TASK INSTRUCTIONS ▸ Return each line that holds the word "style".

**** PROVIDED DATA

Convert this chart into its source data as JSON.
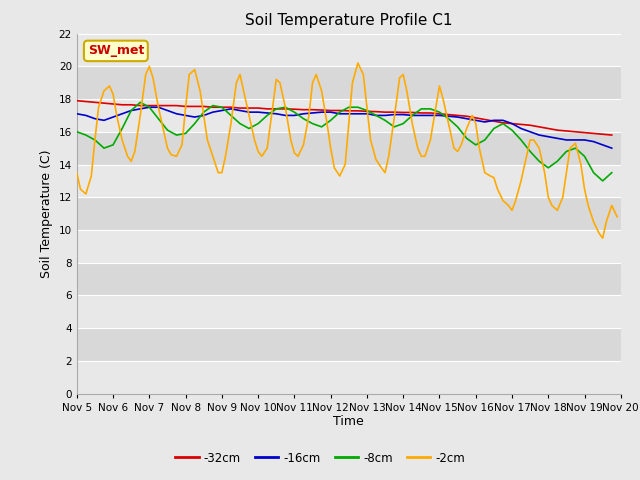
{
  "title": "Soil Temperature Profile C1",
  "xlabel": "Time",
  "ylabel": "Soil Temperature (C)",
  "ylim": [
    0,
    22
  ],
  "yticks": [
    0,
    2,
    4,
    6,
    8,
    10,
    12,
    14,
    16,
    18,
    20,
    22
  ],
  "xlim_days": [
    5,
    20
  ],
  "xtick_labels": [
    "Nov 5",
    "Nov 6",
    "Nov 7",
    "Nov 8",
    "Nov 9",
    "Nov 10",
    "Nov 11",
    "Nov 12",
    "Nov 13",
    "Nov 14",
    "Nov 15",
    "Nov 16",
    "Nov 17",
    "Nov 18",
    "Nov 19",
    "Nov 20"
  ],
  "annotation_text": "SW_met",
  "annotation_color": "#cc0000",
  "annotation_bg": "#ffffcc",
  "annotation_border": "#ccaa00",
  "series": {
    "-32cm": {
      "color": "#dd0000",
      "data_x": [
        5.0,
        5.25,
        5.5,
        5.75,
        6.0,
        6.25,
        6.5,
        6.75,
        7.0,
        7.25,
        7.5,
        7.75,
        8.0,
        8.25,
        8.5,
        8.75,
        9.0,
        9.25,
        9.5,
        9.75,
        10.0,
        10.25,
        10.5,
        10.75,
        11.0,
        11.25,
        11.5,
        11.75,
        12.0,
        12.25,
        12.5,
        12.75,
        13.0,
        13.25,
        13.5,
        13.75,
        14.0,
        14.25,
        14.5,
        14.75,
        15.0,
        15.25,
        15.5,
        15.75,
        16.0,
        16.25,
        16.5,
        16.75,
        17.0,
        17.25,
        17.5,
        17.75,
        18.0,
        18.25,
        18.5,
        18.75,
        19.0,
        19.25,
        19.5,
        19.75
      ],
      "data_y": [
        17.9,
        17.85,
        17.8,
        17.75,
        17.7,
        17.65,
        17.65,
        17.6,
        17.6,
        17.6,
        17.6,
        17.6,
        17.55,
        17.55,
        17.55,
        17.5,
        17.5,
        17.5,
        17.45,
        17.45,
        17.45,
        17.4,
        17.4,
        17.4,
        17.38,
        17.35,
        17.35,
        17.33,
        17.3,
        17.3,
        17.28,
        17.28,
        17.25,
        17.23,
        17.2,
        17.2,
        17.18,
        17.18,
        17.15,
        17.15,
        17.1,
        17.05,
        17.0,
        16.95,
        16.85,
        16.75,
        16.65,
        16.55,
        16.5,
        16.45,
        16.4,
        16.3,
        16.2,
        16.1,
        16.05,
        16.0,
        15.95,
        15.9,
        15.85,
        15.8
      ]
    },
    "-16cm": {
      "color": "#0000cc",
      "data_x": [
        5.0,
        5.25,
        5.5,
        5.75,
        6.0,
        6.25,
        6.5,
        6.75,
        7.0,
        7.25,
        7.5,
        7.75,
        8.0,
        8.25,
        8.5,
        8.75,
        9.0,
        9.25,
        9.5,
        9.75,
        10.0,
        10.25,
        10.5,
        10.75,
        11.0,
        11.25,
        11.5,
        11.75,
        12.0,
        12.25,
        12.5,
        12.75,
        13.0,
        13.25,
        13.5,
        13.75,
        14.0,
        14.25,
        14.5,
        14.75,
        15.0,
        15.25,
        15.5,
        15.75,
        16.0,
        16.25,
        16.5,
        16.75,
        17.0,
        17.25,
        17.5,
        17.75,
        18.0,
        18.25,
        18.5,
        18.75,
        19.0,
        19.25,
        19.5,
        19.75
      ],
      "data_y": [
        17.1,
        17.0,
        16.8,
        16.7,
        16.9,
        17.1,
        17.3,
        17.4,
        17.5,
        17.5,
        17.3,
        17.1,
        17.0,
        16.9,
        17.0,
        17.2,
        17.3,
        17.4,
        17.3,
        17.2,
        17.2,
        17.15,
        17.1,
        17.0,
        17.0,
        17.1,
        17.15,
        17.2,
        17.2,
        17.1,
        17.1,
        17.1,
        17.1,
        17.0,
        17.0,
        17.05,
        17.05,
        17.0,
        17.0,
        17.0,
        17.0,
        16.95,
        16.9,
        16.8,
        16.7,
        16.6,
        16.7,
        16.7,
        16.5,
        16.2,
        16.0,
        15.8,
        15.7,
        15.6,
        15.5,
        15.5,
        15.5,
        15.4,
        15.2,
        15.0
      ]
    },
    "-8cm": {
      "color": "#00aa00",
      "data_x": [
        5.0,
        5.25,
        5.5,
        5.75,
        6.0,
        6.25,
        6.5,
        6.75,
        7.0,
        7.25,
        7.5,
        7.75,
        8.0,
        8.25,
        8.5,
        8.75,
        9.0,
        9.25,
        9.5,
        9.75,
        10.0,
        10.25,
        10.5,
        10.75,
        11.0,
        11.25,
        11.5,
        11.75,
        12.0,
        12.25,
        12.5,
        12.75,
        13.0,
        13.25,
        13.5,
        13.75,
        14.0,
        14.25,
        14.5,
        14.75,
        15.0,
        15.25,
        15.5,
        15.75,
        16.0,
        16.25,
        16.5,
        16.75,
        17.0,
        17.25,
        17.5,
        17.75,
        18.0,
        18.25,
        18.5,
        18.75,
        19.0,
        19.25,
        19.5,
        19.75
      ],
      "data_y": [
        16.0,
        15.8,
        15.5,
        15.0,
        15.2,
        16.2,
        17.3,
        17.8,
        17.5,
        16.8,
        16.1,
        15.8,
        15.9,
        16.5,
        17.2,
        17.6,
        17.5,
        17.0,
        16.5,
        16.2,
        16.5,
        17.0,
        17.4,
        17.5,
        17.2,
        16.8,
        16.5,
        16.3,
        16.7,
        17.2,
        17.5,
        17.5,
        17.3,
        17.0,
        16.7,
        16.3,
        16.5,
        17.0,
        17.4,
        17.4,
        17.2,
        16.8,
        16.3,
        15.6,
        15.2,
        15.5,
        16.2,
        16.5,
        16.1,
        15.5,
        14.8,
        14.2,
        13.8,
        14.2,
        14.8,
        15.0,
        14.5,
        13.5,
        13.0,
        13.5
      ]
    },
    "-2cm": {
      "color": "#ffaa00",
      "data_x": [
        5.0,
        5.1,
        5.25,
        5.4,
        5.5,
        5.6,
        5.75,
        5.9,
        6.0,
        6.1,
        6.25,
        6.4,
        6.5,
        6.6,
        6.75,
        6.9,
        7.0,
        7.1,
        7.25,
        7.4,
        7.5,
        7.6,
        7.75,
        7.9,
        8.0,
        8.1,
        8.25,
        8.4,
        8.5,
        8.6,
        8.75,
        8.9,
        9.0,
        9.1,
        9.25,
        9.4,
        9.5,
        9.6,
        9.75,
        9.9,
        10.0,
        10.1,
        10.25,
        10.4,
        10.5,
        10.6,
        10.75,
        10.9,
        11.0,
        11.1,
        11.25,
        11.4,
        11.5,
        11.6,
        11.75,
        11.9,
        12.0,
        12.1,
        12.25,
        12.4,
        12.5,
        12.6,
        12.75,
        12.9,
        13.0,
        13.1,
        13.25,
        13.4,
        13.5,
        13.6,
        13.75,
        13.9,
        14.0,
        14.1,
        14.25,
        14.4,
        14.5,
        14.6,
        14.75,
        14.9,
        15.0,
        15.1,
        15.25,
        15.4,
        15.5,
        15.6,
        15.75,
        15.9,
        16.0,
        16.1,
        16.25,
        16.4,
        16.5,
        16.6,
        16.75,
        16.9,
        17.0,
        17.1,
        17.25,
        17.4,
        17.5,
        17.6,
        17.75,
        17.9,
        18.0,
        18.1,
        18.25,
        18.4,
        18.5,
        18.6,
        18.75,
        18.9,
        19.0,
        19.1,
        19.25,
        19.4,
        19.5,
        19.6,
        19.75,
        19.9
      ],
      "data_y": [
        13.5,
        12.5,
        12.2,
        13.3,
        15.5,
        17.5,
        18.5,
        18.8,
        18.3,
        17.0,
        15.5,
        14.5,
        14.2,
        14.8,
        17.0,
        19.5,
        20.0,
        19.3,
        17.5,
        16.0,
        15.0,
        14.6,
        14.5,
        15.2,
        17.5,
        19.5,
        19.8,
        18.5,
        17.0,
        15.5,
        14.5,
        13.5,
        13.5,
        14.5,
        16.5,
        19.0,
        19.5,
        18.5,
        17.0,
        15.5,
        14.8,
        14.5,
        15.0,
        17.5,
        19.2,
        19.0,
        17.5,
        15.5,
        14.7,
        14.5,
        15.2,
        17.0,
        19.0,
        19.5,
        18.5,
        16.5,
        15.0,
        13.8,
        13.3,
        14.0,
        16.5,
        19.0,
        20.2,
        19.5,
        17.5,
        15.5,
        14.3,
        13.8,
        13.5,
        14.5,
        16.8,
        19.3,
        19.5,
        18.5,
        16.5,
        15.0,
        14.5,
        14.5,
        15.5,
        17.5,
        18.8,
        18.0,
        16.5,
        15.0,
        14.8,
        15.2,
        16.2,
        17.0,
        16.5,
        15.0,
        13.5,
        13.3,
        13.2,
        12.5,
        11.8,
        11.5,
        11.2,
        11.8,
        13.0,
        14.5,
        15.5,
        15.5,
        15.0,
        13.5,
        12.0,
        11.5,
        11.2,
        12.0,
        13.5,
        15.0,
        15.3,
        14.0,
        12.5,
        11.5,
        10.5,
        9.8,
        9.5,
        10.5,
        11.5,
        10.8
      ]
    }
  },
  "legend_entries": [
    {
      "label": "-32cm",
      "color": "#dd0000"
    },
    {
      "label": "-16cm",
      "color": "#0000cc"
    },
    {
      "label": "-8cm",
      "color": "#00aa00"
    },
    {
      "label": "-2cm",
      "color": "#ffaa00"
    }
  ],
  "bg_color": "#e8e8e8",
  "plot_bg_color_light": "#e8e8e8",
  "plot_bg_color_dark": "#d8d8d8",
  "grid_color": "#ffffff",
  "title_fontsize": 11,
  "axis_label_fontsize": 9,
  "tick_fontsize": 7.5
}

********
**** PROVIDED DATA

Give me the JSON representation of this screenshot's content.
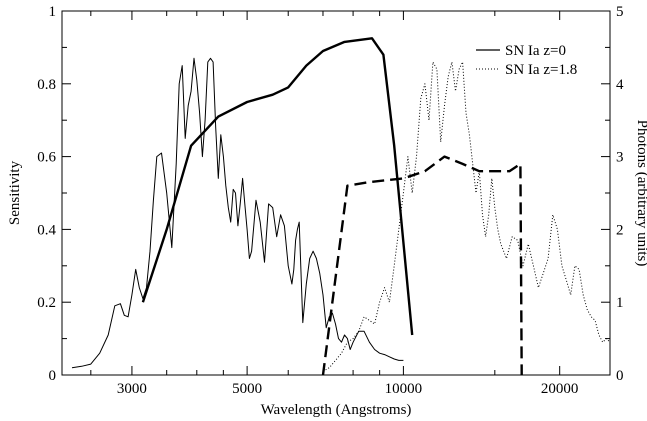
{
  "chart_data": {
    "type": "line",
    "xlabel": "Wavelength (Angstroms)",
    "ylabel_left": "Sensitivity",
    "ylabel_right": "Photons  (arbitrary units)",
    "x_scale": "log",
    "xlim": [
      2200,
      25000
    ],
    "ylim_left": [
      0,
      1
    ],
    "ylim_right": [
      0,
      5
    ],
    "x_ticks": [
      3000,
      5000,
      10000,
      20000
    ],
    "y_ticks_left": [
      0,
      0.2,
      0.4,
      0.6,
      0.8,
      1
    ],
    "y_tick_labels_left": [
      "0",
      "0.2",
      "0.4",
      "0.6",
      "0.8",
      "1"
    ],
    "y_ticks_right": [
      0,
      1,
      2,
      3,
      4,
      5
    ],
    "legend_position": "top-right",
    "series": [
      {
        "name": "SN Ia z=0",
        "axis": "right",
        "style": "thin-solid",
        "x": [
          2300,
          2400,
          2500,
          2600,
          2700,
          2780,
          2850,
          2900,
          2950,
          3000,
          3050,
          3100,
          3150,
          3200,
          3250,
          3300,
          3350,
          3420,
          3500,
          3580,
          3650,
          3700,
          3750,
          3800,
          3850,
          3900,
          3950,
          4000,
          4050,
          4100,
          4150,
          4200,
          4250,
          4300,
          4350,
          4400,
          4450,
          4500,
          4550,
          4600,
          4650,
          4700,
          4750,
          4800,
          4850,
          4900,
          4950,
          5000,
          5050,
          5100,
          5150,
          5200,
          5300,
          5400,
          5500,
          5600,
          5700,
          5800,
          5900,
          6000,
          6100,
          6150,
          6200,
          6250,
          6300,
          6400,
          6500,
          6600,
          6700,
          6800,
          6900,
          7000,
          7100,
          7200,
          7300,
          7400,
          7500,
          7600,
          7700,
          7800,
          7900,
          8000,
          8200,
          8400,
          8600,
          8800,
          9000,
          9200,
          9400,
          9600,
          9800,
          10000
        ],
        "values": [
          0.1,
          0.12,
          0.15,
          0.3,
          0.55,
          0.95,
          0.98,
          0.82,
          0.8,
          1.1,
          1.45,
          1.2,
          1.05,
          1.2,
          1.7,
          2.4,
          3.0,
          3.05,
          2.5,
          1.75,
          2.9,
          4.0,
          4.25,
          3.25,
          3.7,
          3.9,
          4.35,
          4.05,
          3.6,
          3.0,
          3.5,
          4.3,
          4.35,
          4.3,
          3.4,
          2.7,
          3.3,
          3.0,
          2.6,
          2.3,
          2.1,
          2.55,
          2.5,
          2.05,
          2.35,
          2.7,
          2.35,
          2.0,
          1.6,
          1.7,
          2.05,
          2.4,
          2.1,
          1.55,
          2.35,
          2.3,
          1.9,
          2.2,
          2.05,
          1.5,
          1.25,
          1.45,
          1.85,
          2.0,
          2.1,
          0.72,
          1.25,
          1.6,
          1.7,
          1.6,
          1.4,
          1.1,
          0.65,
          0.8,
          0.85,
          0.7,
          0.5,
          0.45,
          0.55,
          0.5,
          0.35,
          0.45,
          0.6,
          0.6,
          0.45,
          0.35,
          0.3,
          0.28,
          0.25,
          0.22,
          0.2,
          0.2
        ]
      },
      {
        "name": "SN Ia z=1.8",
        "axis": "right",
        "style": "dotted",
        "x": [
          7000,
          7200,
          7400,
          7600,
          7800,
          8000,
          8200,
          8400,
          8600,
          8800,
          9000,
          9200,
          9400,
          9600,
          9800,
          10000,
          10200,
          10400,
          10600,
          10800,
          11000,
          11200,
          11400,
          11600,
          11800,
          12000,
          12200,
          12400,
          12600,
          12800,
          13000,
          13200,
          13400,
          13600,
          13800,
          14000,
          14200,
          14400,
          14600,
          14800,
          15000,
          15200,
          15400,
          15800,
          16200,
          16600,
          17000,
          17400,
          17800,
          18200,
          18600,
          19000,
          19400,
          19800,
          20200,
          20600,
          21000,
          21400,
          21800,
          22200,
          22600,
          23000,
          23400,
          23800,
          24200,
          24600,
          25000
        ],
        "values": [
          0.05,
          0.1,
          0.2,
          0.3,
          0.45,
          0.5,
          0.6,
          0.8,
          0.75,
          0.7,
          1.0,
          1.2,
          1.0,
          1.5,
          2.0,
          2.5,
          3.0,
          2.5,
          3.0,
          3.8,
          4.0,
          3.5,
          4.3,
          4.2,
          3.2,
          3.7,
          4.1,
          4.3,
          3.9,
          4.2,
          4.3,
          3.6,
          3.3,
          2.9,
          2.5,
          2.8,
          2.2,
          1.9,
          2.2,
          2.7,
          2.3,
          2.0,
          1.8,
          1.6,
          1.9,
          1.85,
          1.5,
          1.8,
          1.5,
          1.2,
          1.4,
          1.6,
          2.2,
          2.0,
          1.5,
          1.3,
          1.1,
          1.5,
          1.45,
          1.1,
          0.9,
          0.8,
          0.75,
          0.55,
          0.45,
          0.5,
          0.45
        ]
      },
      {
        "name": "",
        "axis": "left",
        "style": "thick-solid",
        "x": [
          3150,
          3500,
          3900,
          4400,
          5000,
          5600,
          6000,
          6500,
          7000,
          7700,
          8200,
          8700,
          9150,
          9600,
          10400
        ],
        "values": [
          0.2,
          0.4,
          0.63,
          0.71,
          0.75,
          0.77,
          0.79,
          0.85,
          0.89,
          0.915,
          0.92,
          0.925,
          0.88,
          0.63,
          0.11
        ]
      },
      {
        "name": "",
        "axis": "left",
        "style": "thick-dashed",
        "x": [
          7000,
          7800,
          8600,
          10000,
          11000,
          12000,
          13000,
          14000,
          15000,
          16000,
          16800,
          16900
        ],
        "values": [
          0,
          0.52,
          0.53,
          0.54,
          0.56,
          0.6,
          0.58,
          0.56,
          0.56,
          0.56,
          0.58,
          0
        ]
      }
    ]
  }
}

********

PROBLEM SOLUTION ▸
        "style": "thin-solid",
        "style": "dotted",
        "style": "thick-solid",
        "style": "thick-dashed",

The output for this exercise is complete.